### WORK TO DO
Look through the data below and say how many of its lines contain "Live", adding nothing else.
:: INPUT
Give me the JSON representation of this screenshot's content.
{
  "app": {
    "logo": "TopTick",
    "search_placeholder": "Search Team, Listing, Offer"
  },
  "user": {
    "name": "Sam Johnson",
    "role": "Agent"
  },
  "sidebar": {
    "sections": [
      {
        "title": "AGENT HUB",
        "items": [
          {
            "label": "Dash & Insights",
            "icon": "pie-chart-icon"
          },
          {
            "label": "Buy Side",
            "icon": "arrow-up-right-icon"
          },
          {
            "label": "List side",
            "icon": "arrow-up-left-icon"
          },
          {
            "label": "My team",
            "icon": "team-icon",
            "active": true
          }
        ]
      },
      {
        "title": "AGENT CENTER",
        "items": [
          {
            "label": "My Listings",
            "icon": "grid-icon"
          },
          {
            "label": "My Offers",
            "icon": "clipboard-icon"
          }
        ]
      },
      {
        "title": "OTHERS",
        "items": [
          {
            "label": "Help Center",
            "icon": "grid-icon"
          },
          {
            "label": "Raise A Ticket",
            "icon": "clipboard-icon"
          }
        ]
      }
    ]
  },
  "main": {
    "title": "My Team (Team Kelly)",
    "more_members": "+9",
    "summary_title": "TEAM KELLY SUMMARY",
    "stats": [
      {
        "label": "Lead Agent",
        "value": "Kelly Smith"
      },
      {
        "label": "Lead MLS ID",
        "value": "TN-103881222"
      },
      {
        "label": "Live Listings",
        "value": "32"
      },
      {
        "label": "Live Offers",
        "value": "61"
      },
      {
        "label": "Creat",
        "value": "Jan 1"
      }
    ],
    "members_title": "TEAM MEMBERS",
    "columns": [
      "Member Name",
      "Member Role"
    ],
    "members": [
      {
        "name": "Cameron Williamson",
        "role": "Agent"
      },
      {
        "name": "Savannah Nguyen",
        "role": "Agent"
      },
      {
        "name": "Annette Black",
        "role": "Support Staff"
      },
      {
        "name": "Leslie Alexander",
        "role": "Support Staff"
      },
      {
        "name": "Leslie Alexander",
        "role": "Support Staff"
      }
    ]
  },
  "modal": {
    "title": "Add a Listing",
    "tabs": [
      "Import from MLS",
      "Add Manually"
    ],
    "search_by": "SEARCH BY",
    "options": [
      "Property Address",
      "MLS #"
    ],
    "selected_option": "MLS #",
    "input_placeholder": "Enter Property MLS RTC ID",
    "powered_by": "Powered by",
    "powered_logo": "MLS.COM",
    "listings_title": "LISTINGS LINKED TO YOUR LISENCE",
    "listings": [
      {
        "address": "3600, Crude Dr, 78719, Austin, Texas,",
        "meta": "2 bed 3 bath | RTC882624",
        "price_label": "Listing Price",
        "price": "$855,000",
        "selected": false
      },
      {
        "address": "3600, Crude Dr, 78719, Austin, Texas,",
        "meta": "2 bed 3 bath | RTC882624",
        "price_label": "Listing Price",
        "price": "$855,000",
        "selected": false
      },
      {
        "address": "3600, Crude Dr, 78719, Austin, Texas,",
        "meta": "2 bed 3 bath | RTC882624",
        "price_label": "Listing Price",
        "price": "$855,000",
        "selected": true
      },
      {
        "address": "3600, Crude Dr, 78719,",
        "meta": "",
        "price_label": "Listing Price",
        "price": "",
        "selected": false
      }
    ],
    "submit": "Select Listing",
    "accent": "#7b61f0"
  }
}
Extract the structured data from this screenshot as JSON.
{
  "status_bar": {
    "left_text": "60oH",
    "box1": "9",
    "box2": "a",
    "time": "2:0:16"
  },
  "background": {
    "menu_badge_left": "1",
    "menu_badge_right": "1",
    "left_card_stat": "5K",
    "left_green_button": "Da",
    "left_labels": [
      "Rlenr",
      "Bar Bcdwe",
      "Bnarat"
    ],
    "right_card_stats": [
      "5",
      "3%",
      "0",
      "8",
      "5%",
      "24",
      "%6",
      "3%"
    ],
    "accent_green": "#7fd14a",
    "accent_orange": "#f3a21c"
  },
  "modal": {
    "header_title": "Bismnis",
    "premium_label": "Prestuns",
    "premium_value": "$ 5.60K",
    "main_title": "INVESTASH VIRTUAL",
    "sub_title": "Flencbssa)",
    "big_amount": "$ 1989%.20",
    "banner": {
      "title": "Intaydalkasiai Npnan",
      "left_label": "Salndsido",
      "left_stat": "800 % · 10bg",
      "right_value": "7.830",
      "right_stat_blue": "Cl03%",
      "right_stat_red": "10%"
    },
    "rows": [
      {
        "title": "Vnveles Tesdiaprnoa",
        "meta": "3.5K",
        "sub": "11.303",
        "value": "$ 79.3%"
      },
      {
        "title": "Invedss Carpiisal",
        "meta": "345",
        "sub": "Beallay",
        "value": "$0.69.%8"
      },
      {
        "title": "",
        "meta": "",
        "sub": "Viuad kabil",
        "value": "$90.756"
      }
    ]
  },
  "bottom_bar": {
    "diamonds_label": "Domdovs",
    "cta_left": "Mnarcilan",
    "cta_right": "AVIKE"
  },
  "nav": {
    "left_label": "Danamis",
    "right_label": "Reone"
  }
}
::::
### CORRECT RESULT
2